YOUR OBJECTIVE: Scan the listing that follows and report how many lines contain "Vigneux". Write the number alone.

DATA ENTRIES:
============================================================

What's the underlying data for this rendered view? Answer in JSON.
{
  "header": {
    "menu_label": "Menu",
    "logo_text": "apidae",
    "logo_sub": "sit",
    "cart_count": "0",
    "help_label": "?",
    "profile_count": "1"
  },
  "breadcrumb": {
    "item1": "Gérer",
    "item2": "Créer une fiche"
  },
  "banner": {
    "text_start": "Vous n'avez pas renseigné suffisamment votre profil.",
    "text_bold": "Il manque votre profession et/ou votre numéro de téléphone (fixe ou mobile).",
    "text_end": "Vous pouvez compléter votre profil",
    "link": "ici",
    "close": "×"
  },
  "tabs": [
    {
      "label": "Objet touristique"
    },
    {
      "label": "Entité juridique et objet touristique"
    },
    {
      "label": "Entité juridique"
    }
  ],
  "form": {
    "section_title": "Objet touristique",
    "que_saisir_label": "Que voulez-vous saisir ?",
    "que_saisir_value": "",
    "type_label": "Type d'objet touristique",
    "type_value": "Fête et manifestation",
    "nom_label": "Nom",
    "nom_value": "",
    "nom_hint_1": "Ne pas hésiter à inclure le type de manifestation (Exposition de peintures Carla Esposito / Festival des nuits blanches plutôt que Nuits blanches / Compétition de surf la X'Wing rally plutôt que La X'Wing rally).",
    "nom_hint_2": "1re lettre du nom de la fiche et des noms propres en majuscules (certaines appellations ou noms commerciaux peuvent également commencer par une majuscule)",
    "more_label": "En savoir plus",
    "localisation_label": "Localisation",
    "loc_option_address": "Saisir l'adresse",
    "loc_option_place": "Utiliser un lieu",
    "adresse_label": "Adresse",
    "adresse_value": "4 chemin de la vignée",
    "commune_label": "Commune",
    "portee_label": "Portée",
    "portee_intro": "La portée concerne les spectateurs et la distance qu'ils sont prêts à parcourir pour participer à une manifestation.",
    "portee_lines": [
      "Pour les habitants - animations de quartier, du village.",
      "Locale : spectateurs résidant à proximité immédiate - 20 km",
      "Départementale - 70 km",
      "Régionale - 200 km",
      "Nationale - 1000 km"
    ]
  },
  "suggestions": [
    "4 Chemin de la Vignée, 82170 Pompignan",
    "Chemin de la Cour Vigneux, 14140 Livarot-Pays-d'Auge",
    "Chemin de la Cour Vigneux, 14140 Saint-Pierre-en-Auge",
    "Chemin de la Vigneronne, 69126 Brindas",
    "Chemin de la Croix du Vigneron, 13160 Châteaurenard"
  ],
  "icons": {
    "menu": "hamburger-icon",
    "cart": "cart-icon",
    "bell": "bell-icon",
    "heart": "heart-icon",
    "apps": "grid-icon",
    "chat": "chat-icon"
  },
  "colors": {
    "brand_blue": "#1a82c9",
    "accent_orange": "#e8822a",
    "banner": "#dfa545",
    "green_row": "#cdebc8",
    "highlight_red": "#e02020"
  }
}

============================================================

REPLY TO THE EXERCISE: 2